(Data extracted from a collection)

-*-*-

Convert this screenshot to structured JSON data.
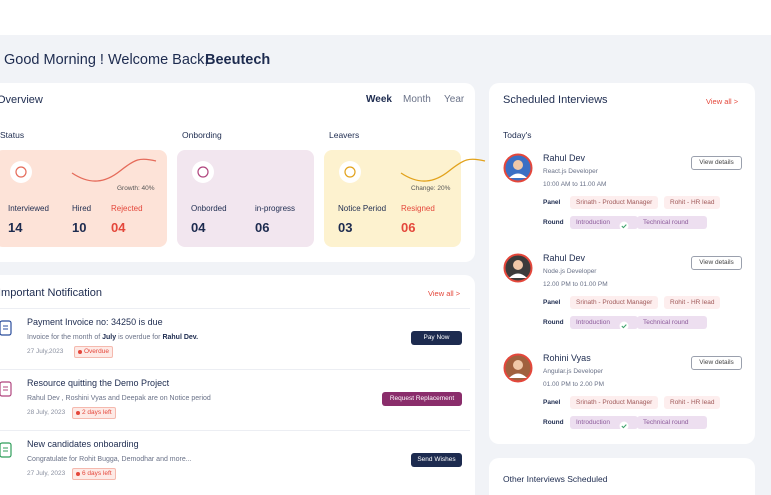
{
  "header": {
    "greeting": "Good Morning ! Welcome Back,",
    "user": "Beeutech"
  },
  "overview": {
    "title": "Overview",
    "tabs": [
      "Week",
      "Month",
      "Year"
    ],
    "sections": [
      {
        "title": "Status",
        "note": "Growth: 40%",
        "stats": [
          {
            "label": "Interviewed",
            "value": "14"
          },
          {
            "label": "Hired",
            "value": "10"
          },
          {
            "label": "Rejected",
            "value": "04"
          }
        ]
      },
      {
        "title": "Onbording",
        "stats": [
          {
            "label": "Onborded",
            "value": "04"
          },
          {
            "label": "in-progress",
            "value": "06"
          }
        ]
      },
      {
        "title": "Leavers",
        "note": "Change: 20%",
        "stats": [
          {
            "label": "Notice Period",
            "value": "03"
          },
          {
            "label": "Resigned",
            "value": "06"
          }
        ]
      }
    ]
  },
  "notifications": {
    "title": "Important Notification",
    "view_all": "View all >",
    "items": [
      {
        "title": "Payment Invoice no: 34250 is due",
        "description": [
          "Invoice for the month of ",
          "July",
          " is overdue for ",
          "Rahul Dev."
        ],
        "date": "27 July,2023",
        "badge": "Overdue",
        "action": "Pay Now"
      },
      {
        "title": "Resource quitting the Demo Project",
        "description": [
          "Rahul Dev , Roshini Vyas and Deepak are on Notice period"
        ],
        "date": "28 July, 2023",
        "badge": "2 days left",
        "action": "Request Replacement"
      },
      {
        "title": "New candidates onboarding",
        "description": [
          "Congratulate for Rohit Bugga, Demodhar and more..."
        ],
        "date": "27 July, 2023",
        "badge": "6 days left",
        "action": "Send Wishes"
      }
    ]
  },
  "interviews": {
    "title": "Scheduled Interviews",
    "view_all": "View all >",
    "today": "Today's",
    "items": [
      {
        "name": "Rahul Dev",
        "role": "React.js Developer",
        "time": "10:00 AM  to 11.00 AM",
        "action": "View details",
        "panel_label": "Panel",
        "panel": [
          "Srinath - Product Manager",
          "Rohit - HR lead"
        ],
        "round_label": "Round",
        "rounds": [
          "Introduction",
          "Technical round"
        ]
      },
      {
        "name": "Rahul Dev",
        "role": "Node.js Developer",
        "time": "12.00 PM  to 01.00 PM",
        "action": "View details",
        "panel_label": "Panel",
        "panel": [
          "Srinath - Product Manager",
          "Rohit - HR lead"
        ],
        "round_label": "Round",
        "rounds": [
          "Introduction",
          "Technical round"
        ]
      },
      {
        "name": "Rohini Vyas",
        "role": "Angular.js Developer",
        "time": "01.00 PM  to 2.00 PM",
        "action": "View details",
        "panel_label": "Panel",
        "panel": [
          "Srinath - Product Manager",
          "Rohit - HR lead"
        ],
        "round_label": "Round",
        "rounds": [
          "Introduction",
          "Technical round"
        ]
      }
    ],
    "other_title": "Other  Interviews Scheduled"
  }
}
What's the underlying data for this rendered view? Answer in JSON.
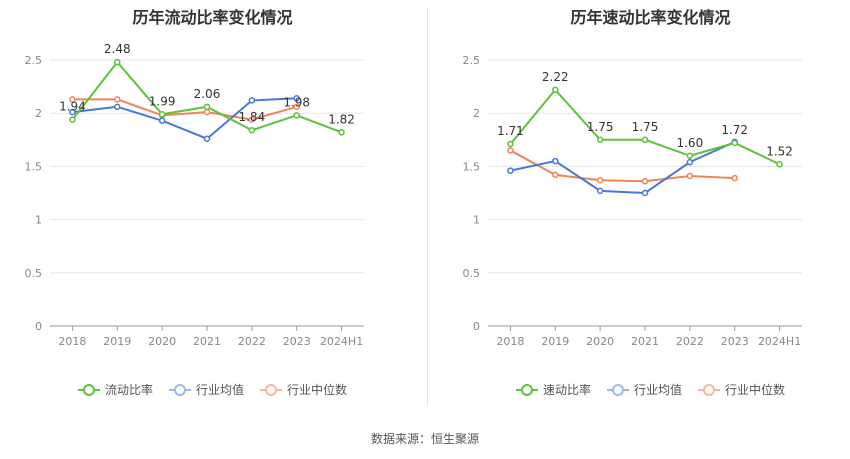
{
  "source": "数据来源：恒生聚源",
  "chart_data": [
    {
      "type": "line",
      "title": "历年流动比率变化情况",
      "categories": [
        "2018",
        "2019",
        "2020",
        "2021",
        "2022",
        "2023",
        "2024H1"
      ],
      "ylim": [
        0,
        2.5
      ],
      "yticks": [
        "0",
        "0.5",
        "1",
        "1.5",
        "2",
        "2.5"
      ],
      "grid": true,
      "legend_position": "bottom",
      "series": [
        {
          "name": "流动比率",
          "color": "#5cc33a",
          "values": [
            1.94,
            2.48,
            1.99,
            2.06,
            1.84,
            1.98,
            1.82
          ],
          "labels": [
            "1.94",
            "2.48",
            "1.99",
            "2.06",
            "1.84",
            "1.98",
            "1.82"
          ]
        },
        {
          "name": "行业均值",
          "color": "#4a78d6",
          "values": [
            2.01,
            2.06,
            1.93,
            1.76,
            2.12,
            2.14,
            null
          ]
        },
        {
          "name": "行业中位数",
          "color": "#f0845c",
          "values": [
            2.13,
            2.13,
            1.98,
            2.01,
            1.94,
            2.06,
            null
          ]
        }
      ]
    },
    {
      "type": "line",
      "title": "历年速动比率变化情况",
      "categories": [
        "2018",
        "2019",
        "2020",
        "2021",
        "2022",
        "2023",
        "2024H1"
      ],
      "ylim": [
        0,
        2.5
      ],
      "yticks": [
        "0",
        "0.5",
        "1",
        "1.5",
        "2",
        "2.5"
      ],
      "grid": true,
      "legend_position": "bottom",
      "series": [
        {
          "name": "速动比率",
          "color": "#5cc33a",
          "values": [
            1.71,
            2.22,
            1.75,
            1.75,
            1.6,
            1.72,
            1.52
          ],
          "labels": [
            "1.71",
            "2.22",
            "1.75",
            "1.75",
            "1.60",
            "1.72",
            "1.52"
          ]
        },
        {
          "name": "行业均值",
          "color": "#4a78d6",
          "values": [
            1.46,
            1.55,
            1.27,
            1.25,
            1.54,
            1.73,
            null
          ]
        },
        {
          "name": "行业中位数",
          "color": "#f0845c",
          "values": [
            1.65,
            1.42,
            1.37,
            1.36,
            1.41,
            1.39,
            null
          ]
        }
      ]
    }
  ]
}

-*-*-

Each record above should be copied character for character, with pictures dropped.

Convert this screenshot to structured JSON data.
{
  "header": {
    "greeting": "Good Morning ! Welcome Back,",
    "user": "Beeutech"
  },
  "overview": {
    "title": "Overview",
    "tabs": [
      "Week",
      "Month",
      "Year"
    ],
    "sections": [
      {
        "title": "Status",
        "note": "Growth: 40%",
        "stats": [
          {
            "label": "Interviewed",
            "value": "14"
          },
          {
            "label": "Hired",
            "value": "10"
          },
          {
            "label": "Rejected",
            "value": "04"
          }
        ]
      },
      {
        "title": "Onbording",
        "stats": [
          {
            "label": "Onborded",
            "value": "04"
          },
          {
            "label": "in-progress",
            "value": "06"
          }
        ]
      },
      {
        "title": "Leavers",
        "note": "Change: 20%",
        "stats": [
          {
            "label": "Notice Period",
            "value": "03"
          },
          {
            "label": "Resigned",
            "value": "06"
          }
        ]
      }
    ]
  },
  "notifications": {
    "title": "Important Notification",
    "view_all": "View all >",
    "items": [
      {
        "title": "Payment Invoice no: 34250 is due",
        "description": [
          "Invoice for the month of ",
          "July",
          " is overdue for ",
          "Rahul Dev."
        ],
        "date": "27 July,2023",
        "badge": "Overdue",
        "action": "Pay Now"
      },
      {
        "title": "Resource quitting the Demo Project",
        "description": [
          "Rahul Dev , Roshini Vyas and Deepak are on Notice period"
        ],
        "date": "28 July, 2023",
        "badge": "2 days left",
        "action": "Request Replacement"
      },
      {
        "title": "New candidates onboarding",
        "description": [
          "Congratulate for Rohit Bugga, Demodhar and more..."
        ],
        "date": "27 July, 2023",
        "badge": "6 days left",
        "action": "Send Wishes"
      }
    ]
  },
  "interviews": {
    "title": "Scheduled Interviews",
    "view_all": "View all >",
    "today": "Today's",
    "items": [
      {
        "name": "Rahul Dev",
        "role": "React.js Developer",
        "time": "10:00 AM  to 11.00 AM",
        "action": "View details",
        "panel_label": "Panel",
        "panel": [
          "Srinath - Product Manager",
          "Rohit - HR lead"
        ],
        "round_label": "Round",
        "rounds": [
          "Introduction",
          "Technical round"
        ]
      },
      {
        "name": "Rahul Dev",
        "role": "Node.js Developer",
        "time": "12.00 PM  to 01.00 PM",
        "action": "View details",
        "panel_label": "Panel",
        "panel": [
          "Srinath - Product Manager",
          "Rohit - HR lead"
        ],
        "round_label": "Round",
        "rounds": [
          "Introduction",
          "Technical round"
        ]
      },
      {
        "name": "Rohini Vyas",
        "role": "Angular.js Developer",
        "time": "01.00 PM  to 2.00 PM",
        "action": "View details",
        "panel_label": "Panel",
        "panel": [
          "Srinath - Product Manager",
          "Rohit - HR lead"
        ],
        "round_label": "Round",
        "rounds": [
          "Introduction",
          "Technical round"
        ]
      }
    ],
    "other_title": "Other  Interviews Scheduled"
  }
}
What's the underlying data for this rendered view? Answer in JSON.
{
  "source": "数据来源：恒生聚源",
  "chart_data": [
    {
      "type": "line",
      "title": "历年流动比率变化情况",
      "categories": [
        "2018",
        "2019",
        "2020",
        "2021",
        "2022",
        "2023",
        "2024H1"
      ],
      "ylim": [
        0,
        2.5
      ],
      "yticks": [
        "0",
        "0.5",
        "1",
        "1.5",
        "2",
        "2.5"
      ],
      "grid": true,
      "legend_position": "bottom",
      "series": [
        {
          "name": "流动比率",
          "color": "#5cc33a",
          "values": [
            1.94,
            2.48,
            1.99,
            2.06,
            1.84,
            1.98,
            1.82
          ],
          "labels": [
            "1.94",
            "2.48",
            "1.99",
            "2.06",
            "1.84",
            "1.98",
            "1.82"
          ]
        },
        {
          "name": "行业均值",
          "color": "#4a78d6",
          "values": [
            2.01,
            2.06,
            1.93,
            1.76,
            2.12,
            2.14,
            null
          ]
        },
        {
          "name": "行业中位数",
          "color": "#f0845c",
          "values": [
            2.13,
            2.13,
            1.98,
            2.01,
            1.94,
            2.06,
            null
          ]
        }
      ]
    },
    {
      "type": "line",
      "title": "历年速动比率变化情况",
      "categories": [
        "2018",
        "2019",
        "2020",
        "2021",
        "2022",
        "2023",
        "2024H1"
      ],
      "ylim": [
        0,
        2.5
      ],
      "yticks": [
        "0",
        "0.5",
        "1",
        "1.5",
        "2",
        "2.5"
      ],
      "grid": true,
      "legend_position": "bottom",
      "series": [
        {
          "name": "速动比率",
          "color": "#5cc33a",
          "values": [
            1.71,
            2.22,
            1.75,
            1.75,
            1.6,
            1.72,
            1.52
          ],
          "labels": [
            "1.71",
            "2.22",
            "1.75",
            "1.75",
            "1.60",
            "1.72",
            "1.52"
          ]
        },
        {
          "name": "行业均值",
          "color": "#4a78d6",
          "values": [
            1.46,
            1.55,
            1.27,
            1.25,
            1.54,
            1.73,
            null
          ]
        },
        {
          "name": "行业中位数",
          "color": "#f0845c",
          "values": [
            1.65,
            1.42,
            1.37,
            1.36,
            1.41,
            1.39,
            null
          ]
        }
      ]
    }
  ]
}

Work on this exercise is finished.